Within the listing below, locate all lines containing the word "Perturbación". Copy each one.

— begin Information supplied —

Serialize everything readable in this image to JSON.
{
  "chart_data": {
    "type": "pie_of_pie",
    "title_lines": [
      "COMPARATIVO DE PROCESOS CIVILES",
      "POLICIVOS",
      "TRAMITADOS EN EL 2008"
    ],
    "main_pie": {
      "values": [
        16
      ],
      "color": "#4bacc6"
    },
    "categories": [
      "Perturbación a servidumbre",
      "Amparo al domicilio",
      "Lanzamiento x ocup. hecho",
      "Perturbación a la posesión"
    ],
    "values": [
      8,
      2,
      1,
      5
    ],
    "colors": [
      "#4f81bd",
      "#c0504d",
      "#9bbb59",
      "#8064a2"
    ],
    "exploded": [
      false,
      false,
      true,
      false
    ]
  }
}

— end Information supplied —

> [Output for this task]:
      "Perturbación a servidumbre",
      "Perturbación a la posesión"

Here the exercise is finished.